#### [Excerpt]
# Under Belly Cut



## marks (Nov 20, 2006)

I finally got a chance to examine the under belly this weekend. During my PDI, I noticed that the under belly had black tape in the area between the black and grey tanks. I do have a due bill for the service department to inspect and possibly fix this problem.

While under the OB, I removed all the black tape to find the area had been cut. It is a U shaped cut about 15 inches each on three sides. I believe the area was cut to add or fix the lower sensor to the grey tank as there is a single sensor patched into the existing electrical wiring.

Since the area is large enough to work with, I plan on installing the quickie flush in that area, saving me the trouble of removing one whole side and dropping the gas line.

The only problem is the quickie flush would be about a foot from the sensors. Would this location be OK?

Now back to the under belly, I did find two additional cuts that weren't patched.

Has anyone had their entire under belly replaced? This will be my main objective when I visit the dealer.

If replacing the under belly is not an option, how does one patch the cuts. I tried black Gorilla tape but it won't stick. Is there a special type of tape?

Any help is greatly appreciated.

Regards,

mark


----------



## tdvffjohn (Mar 10, 2005)

I forget who but someone here, to ensure the cut section would not come loose put a small piece of wood (in) on the top with screws with a washer and then close the patch and use a few screws to also hold the patch snug to the wood. Sorta like repairing a hole in a sheetrock wall between two beams if you follow what I mean.

John


----------



## camping479 (Aug 27, 2003)

tdvffjohn said:


> I forget who but someone here, to ensure the cut section would not come loose put a small piece of wood (in) on the top with screws with a washer and then close the patch and use a few screws to also hold the patch snug to the wood. Sorta like repairing a hole in a sheetrock wall between two beams if you follow what I mean.

#### [What to do]
- A) Duplicate the part of the under belly thread starting at "Since the area" and ending at "the gas line.".
- B) Summarize the under belly thread in three sentences.

#### [Data provided]
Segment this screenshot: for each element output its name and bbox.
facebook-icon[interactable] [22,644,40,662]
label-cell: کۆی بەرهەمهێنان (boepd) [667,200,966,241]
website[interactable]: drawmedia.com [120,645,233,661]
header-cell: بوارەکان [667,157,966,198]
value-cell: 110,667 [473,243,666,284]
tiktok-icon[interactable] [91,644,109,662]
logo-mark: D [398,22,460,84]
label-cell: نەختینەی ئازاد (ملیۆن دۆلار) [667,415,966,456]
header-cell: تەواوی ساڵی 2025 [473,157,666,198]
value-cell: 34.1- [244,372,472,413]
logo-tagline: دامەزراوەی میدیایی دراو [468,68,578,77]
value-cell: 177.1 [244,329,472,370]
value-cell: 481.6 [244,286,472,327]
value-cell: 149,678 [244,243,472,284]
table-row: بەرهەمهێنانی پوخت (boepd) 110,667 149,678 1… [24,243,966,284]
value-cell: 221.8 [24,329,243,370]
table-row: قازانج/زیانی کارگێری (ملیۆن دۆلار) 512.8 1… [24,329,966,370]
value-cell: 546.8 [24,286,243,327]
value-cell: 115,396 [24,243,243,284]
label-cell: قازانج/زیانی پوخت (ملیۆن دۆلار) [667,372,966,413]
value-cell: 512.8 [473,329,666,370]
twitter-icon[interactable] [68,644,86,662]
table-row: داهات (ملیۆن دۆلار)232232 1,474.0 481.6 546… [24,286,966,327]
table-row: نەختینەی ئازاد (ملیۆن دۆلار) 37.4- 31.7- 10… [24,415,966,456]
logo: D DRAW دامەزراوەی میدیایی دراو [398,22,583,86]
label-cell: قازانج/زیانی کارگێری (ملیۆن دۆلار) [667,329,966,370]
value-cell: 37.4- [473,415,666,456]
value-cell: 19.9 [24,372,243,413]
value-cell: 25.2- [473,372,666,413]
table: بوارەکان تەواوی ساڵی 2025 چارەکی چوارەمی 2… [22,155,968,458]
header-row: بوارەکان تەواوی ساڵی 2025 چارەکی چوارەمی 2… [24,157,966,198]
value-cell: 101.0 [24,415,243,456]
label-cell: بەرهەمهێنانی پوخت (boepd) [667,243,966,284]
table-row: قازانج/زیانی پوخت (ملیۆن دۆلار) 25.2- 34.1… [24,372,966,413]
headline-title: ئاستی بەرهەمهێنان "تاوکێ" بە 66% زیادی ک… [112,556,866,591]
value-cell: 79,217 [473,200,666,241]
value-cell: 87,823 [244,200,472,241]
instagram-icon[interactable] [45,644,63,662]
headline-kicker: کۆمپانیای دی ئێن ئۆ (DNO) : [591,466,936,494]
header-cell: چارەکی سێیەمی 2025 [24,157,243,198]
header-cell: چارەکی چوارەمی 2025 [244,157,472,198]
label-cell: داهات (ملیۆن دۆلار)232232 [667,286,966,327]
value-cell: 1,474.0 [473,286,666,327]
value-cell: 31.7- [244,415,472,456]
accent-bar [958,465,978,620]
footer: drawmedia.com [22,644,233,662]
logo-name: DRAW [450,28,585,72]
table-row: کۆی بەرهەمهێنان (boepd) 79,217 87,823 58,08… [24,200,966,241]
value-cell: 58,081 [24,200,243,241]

#### [Answers for the exercise]
- A)
Since the area is large enough to work with, I plan on installing the quickie flush in that area, saving me the trouble of removing one whole side and dropping the gas line.

- B) After removing black tape from the under belly, a poster found a U-shaped cut about 15 inches on each of three sides, likely made to add or fix the lower grey tank sensor, plus two more unpatched cuts. The poster plans to install a quickie flush in the cut area, asks whether a spot about a foot from the sensors is acceptable, and asks whether anyone has had an entire under belly replaced or knows a tape that sticks, since black Gorilla tape would not. A reply recalls someone placing a small piece of wood above the cut section with screws and a washer, then screwing the patch snug to the wood.